-- Given exercise --
Return all of the entries word for word, but omit the pictures they contain.

%%

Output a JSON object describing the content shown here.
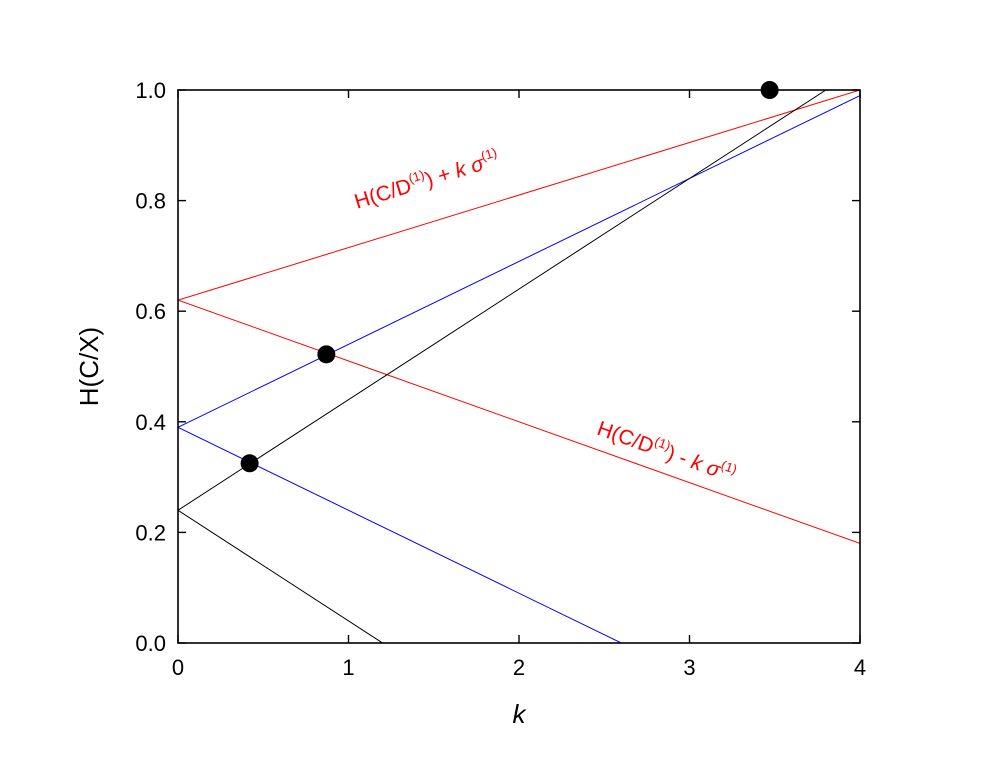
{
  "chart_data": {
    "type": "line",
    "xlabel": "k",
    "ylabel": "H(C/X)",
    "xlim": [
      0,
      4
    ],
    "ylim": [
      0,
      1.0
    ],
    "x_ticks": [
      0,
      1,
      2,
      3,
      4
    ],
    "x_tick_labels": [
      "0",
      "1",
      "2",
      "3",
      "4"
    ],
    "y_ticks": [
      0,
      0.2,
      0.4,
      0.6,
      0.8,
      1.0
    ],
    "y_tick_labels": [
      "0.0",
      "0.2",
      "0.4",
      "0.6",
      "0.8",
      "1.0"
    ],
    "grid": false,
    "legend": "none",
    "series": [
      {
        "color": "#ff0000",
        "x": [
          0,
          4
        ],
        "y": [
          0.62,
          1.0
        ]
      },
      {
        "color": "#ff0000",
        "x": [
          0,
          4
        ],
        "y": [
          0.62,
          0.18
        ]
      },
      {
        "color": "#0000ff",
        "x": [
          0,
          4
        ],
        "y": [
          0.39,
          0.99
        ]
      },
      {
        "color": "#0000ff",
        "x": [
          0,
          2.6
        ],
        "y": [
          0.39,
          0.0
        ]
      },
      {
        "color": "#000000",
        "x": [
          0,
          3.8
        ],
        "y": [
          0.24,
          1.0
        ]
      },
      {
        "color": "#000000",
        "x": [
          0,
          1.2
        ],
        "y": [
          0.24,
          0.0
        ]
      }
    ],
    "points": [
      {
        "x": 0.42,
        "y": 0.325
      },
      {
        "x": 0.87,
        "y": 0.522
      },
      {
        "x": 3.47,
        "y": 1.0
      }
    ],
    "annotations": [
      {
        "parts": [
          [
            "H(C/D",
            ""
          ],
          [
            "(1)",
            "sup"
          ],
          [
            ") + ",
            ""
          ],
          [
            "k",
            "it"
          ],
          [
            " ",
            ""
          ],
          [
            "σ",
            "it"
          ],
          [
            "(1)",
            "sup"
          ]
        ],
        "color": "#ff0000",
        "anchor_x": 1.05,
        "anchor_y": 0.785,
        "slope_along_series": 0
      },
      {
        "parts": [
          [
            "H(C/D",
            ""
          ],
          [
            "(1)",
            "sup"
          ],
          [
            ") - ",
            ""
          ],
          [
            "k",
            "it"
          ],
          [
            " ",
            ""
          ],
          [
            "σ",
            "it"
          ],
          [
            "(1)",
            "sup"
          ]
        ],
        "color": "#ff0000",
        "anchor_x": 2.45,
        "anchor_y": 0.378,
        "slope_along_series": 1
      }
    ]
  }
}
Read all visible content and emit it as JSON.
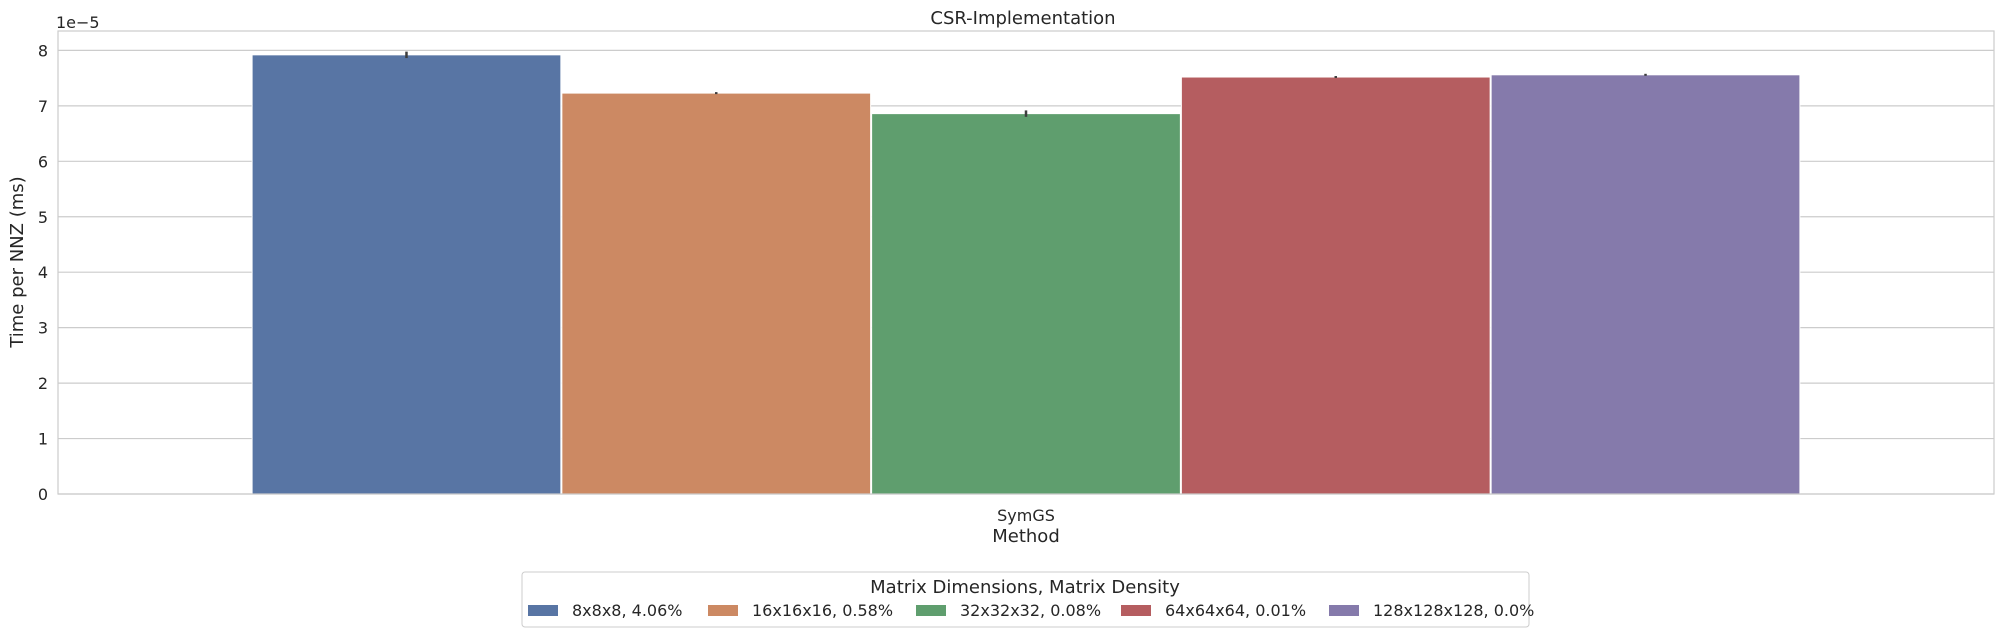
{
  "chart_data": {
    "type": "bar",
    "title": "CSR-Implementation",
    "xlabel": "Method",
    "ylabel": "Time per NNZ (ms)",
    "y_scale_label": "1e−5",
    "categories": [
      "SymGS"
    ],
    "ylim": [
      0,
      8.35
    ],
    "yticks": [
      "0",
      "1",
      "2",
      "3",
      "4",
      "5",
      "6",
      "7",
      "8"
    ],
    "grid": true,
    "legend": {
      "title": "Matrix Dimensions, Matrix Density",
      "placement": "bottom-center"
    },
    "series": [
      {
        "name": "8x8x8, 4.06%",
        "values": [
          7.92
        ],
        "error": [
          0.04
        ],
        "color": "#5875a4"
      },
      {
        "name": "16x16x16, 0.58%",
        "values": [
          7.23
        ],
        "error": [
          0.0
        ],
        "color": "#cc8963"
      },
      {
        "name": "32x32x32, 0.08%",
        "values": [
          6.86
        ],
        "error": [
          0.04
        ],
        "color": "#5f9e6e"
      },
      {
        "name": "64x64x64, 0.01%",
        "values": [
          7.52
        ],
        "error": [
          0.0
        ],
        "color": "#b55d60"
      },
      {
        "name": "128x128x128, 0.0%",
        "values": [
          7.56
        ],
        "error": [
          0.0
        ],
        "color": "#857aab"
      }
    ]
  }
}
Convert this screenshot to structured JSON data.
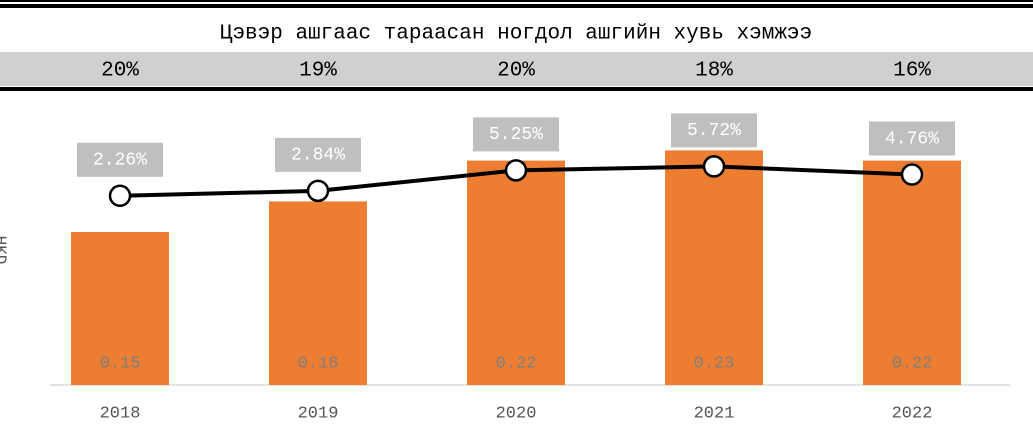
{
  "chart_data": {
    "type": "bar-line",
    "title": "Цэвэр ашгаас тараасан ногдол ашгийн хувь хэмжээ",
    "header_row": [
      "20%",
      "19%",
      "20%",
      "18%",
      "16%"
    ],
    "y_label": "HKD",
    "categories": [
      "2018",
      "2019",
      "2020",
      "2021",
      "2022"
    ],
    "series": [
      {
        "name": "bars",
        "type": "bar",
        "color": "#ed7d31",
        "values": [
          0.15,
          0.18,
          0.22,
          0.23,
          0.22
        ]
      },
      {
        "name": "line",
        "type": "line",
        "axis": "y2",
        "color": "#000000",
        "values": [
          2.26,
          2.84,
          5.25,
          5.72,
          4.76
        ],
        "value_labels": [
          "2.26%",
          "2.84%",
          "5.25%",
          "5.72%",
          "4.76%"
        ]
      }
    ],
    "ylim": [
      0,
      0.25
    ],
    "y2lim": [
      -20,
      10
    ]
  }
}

%%

-- Exercise response --
Output a JSON object describing the content shown here.
{
  "chart_data": {
    "type": "line",
    "xlabel": "k",
    "ylabel": "H(C/X)",
    "xlim": [
      0,
      4
    ],
    "ylim": [
      0,
      1.0
    ],
    "x_ticks": [
      0,
      1,
      2,
      3,
      4
    ],
    "x_tick_labels": [
      "0",
      "1",
      "2",
      "3",
      "4"
    ],
    "y_ticks": [
      0,
      0.2,
      0.4,
      0.6,
      0.8,
      1.0
    ],
    "y_tick_labels": [
      "0.0",
      "0.2",
      "0.4",
      "0.6",
      "0.8",
      "1.0"
    ],
    "grid": false,
    "legend": "none",
    "series": [
      {
        "color": "#ff0000",
        "x": [
          0,
          4
        ],
        "y": [
          0.62,
          1.0
        ]
      },
      {
        "color": "#ff0000",
        "x": [
          0,
          4
        ],
        "y": [
          0.62,
          0.18
        ]
      },
      {
        "color": "#0000ff",
        "x": [
          0,
          4
        ],
        "y": [
          0.39,
          0.99
        ]
      },
      {
        "color": "#0000ff",
        "x": [
          0,
          2.6
        ],
        "y": [
          0.39,
          0.0
        ]
      },
      {
        "color": "#000000",
        "x": [
          0,
          3.8
        ],
        "y": [
          0.24,
          1.0
        ]
      },
      {
        "color": "#000000",
        "x": [
          0,
          1.2
        ],
        "y": [
          0.24,
          0.0
        ]
      }
    ],
    "points": [
      {
        "x": 0.42,
        "y": 0.325
      },
      {
        "x": 0.87,
        "y": 0.522
      },
      {
        "x": 3.47,
        "y": 1.0
      }
    ],
    "annotations": [
      {
        "parts": [
          [
            "H(C/D",
            ""
          ],
          [
            "(1)",
            "sup"
          ],
          [
            ") + ",
            ""
          ],
          [
            "k",
            "it"
          ],
          [
            " ",
            ""
          ],
          [
            "σ",
            "it"
          ],
          [
            "(1)",
            "sup"
          ]
        ],
        "color": "#ff0000",
        "anchor_x": 1.05,
        "anchor_y": 0.785,
        "slope_along_series": 0
      },
      {
        "parts": [
          [
            "H(C/D",
            ""
          ],
          [
            "(1)",
            "sup"
          ],
          [
            ") - ",
            ""
          ],
          [
            "k",
            "it"
          ],
          [
            " ",
            ""
          ],
          [
            "σ",
            "it"
          ],
          [
            "(1)",
            "sup"
          ]
        ],
        "color": "#ff0000",
        "anchor_x": 2.45,
        "anchor_y": 0.378,
        "slope_along_series": 1
      }
    ]
  }
}
Read all visible content and emit it as JSON.
{
  "chart_data": {
    "type": "bar",
    "title": "CSR-Implementation",
    "xlabel": "Method",
    "ylabel": "Time per NNZ (ms)",
    "y_scale_label": "1e−5",
    "categories": [
      "SymGS"
    ],
    "ylim": [
      0,
      8.35
    ],
    "yticks": [
      "0",
      "1",
      "2",
      "3",
      "4",
      "5",
      "6",
      "7",
      "8"
    ],
    "grid": true,
    "legend": {
      "title": "Matrix Dimensions, Matrix Density",
      "placement": "bottom-center"
    },
    "series": [
      {
        "name": "8x8x8, 4.06%",
        "values": [
          7.92
        ],
        "error": [
          0.04
        ],
        "color": "#5875a4"
      },
      {
        "name": "16x16x16, 0.58%",
        "values": [
          7.23
        ],
        "error": [
          0.0
        ],
        "color": "#cc8963"
      },
      {
        "name": "32x32x32, 0.08%",
        "values": [
          6.86
        ],
        "error": [
          0.04
        ],
        "color": "#5f9e6e"
      },
      {
        "name": "64x64x64, 0.01%",
        "values": [
          7.52
        ],
        "error": [
          0.0
        ],
        "color": "#b55d60"
      },
      {
        "name": "128x128x128, 0.0%",
        "values": [
          7.56
        ],
        "error": [
          0.0
        ],
        "color": "#857aab"
      }
    ]
  }
}
Convert this screenshot to structured JSON data.
{
  "chart_data": {
    "type": "bar-line",
    "title": "Цэвэр ашгаас тараасан ногдол ашгийн хувь хэмжээ",
    "header_row": [
      "20%",
      "19%",
      "20%",
      "18%",
      "16%"
    ],
    "y_label": "HKD",
    "categories": [
      "2018",
      "2019",
      "2020",
      "2021",
      "2022"
    ],
    "series": [
      {
        "name": "bars",
        "type": "bar",
        "color": "#ed7d31",
        "values": [
          0.15,
          0.18,
          0.22,
          0.23,
          0.22
        ]
      },
      {
        "name": "line",
        "type": "line",
        "axis": "y2",
        "color": "#000000",
        "values": [
          2.26,
          2.84,
          5.25,
          5.72,
          4.76
        ],
        "value_labels": [
          "2.26%",
          "2.84%",
          "5.25%",
          "5.72%",
          "4.76%"
        ]
      }
    ],
    "ylim": [
      0,
      0.25
    ],
    "y2lim": [
      -20,
      10
    ]
  }
}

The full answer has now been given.